→ **STATED TASK**: Extract all lines from the data beneath that include the word "silver".

>> START INPUT RECORDS

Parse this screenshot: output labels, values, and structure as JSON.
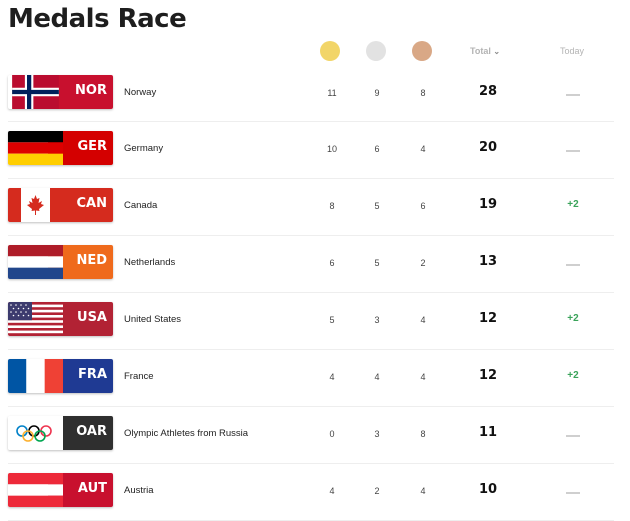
{
  "page": {
    "title": "Medals Race"
  },
  "header": {
    "total_label": "Total",
    "total_chevron": "⌄",
    "today_label": "Today",
    "medal_colors": {
      "gold": "#f2d568",
      "silver": "#e2e2e2",
      "bronze": "#d9a886"
    }
  },
  "countries": [
    {
      "code": "NOR",
      "name": "Norway",
      "gold": "11",
      "silver": "9",
      "bronze": "8",
      "total": "28",
      "today": ""
    },
    {
      "code": "GER",
      "name": "Germany",
      "gold": "10",
      "silver": "6",
      "bronze": "4",
      "total": "20",
      "today": ""
    },
    {
      "code": "CAN",
      "name": "Canada",
      "gold": "8",
      "silver": "5",
      "bronze": "6",
      "total": "19",
      "today": "+2"
    },
    {
      "code": "NED",
      "name": "Netherlands",
      "gold": "6",
      "silver": "5",
      "bronze": "2",
      "total": "13",
      "today": ""
    },
    {
      "code": "USA",
      "name": "United States",
      "gold": "5",
      "silver": "3",
      "bronze": "4",
      "total": "12",
      "today": "+2"
    },
    {
      "code": "FRA",
      "name": "France",
      "gold": "4",
      "silver": "4",
      "bronze": "4",
      "total": "12",
      "today": "+2"
    },
    {
      "code": "OAR",
      "name": "Olympic Athletes from Russia",
      "gold": "0",
      "silver": "3",
      "bronze": "8",
      "total": "11",
      "today": ""
    },
    {
      "code": "AUT",
      "name": "Austria",
      "gold": "4",
      "silver": "2",
      "bronze": "4",
      "total": "10",
      "today": ""
    }
  ],
  "badge_colors": {
    "NOR": "#c8102e",
    "GER": "#d40000",
    "CAN": "#d52b1e",
    "NED": "#ef6a1c",
    "USA": "#b22234",
    "FRA": "#1f3a93",
    "OAR": "#2f2f2f",
    "AUT": "#c8102e"
  }
}
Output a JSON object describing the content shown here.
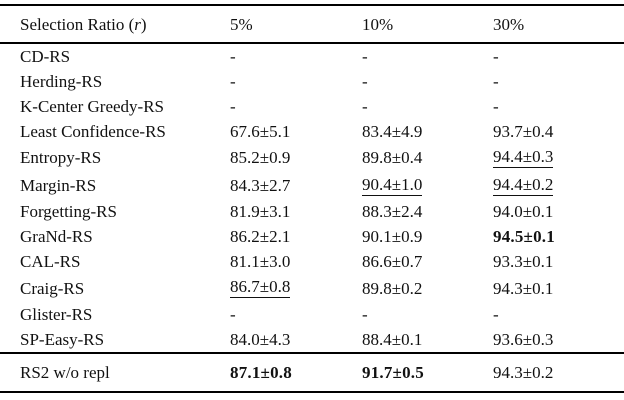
{
  "colors": {
    "background": "#ffffff",
    "text": "#111111",
    "rule": "#000000"
  },
  "table": {
    "header": {
      "method_prefix": "Selection Ratio (",
      "method_var": "r",
      "method_suffix": ")",
      "ratios": [
        "5%",
        "10%",
        "30%"
      ]
    },
    "rows": [
      {
        "method": "CD-RS",
        "cells": [
          {
            "text": "-",
            "style": "normal"
          },
          {
            "text": "-",
            "style": "normal"
          },
          {
            "text": "-",
            "style": "normal"
          }
        ]
      },
      {
        "method": "Herding-RS",
        "cells": [
          {
            "text": "-",
            "style": "normal"
          },
          {
            "text": "-",
            "style": "normal"
          },
          {
            "text": "-",
            "style": "normal"
          }
        ]
      },
      {
        "method": "K-Center Greedy-RS",
        "cells": [
          {
            "text": "-",
            "style": "normal"
          },
          {
            "text": "-",
            "style": "normal"
          },
          {
            "text": "-",
            "style": "normal"
          }
        ]
      },
      {
        "method": "Least Confidence-RS",
        "cells": [
          {
            "text": "67.6±5.1",
            "style": "normal"
          },
          {
            "text": "83.4±4.9",
            "style": "normal"
          },
          {
            "text": "93.7±0.4",
            "style": "normal"
          }
        ]
      },
      {
        "method": "Entropy-RS",
        "cells": [
          {
            "text": "85.2±0.9",
            "style": "normal"
          },
          {
            "text": "89.8±0.4",
            "style": "normal"
          },
          {
            "text": "94.4±0.3",
            "style": "underline"
          }
        ]
      },
      {
        "method": "Margin-RS",
        "cells": [
          {
            "text": "84.3±2.7",
            "style": "normal"
          },
          {
            "text": "90.4±1.0",
            "style": "underline"
          },
          {
            "text": "94.4±0.2",
            "style": "underline"
          }
        ]
      },
      {
        "method": "Forgetting-RS",
        "cells": [
          {
            "text": "81.9±3.1",
            "style": "normal"
          },
          {
            "text": "88.3±2.4",
            "style": "normal"
          },
          {
            "text": "94.0±0.1",
            "style": "normal"
          }
        ]
      },
      {
        "method": "GraNd-RS",
        "cells": [
          {
            "text": "86.2±2.1",
            "style": "normal"
          },
          {
            "text": "90.1±0.9",
            "style": "normal"
          },
          {
            "text": "94.5±0.1",
            "style": "bold"
          }
        ]
      },
      {
        "method": "CAL-RS",
        "cells": [
          {
            "text": "81.1±3.0",
            "style": "normal"
          },
          {
            "text": "86.6±0.7",
            "style": "normal"
          },
          {
            "text": "93.3±0.1",
            "style": "normal"
          }
        ]
      },
      {
        "method": "Craig-RS",
        "cells": [
          {
            "text": "86.7±0.8",
            "style": "underline"
          },
          {
            "text": "89.8±0.2",
            "style": "normal"
          },
          {
            "text": "94.3±0.1",
            "style": "normal"
          }
        ]
      },
      {
        "method": "Glister-RS",
        "cells": [
          {
            "text": "-",
            "style": "normal"
          },
          {
            "text": "-",
            "style": "normal"
          },
          {
            "text": "-",
            "style": "normal"
          }
        ]
      },
      {
        "method": "SP-Easy-RS",
        "cells": [
          {
            "text": "84.0±4.3",
            "style": "normal"
          },
          {
            "text": "88.4±0.1",
            "style": "normal"
          },
          {
            "text": "93.6±0.3",
            "style": "normal"
          }
        ]
      }
    ],
    "footer": {
      "method": "RS2 w/o repl",
      "cells": [
        {
          "text": "87.1±0.8",
          "style": "bold"
        },
        {
          "text": "91.7±0.5",
          "style": "bold"
        },
        {
          "text": "94.3±0.2",
          "style": "normal"
        }
      ]
    }
  }
}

>> END INPUT RECORDS

→ **TASK RESULT**:
      "silver": "#e2e2e2",
      "silver": "9",
      "silver": "6",
      "silver": "5",
      "silver": "5",
      "silver": "3",
      "silver": "4",
      "silver": "3",
      "silver": "2",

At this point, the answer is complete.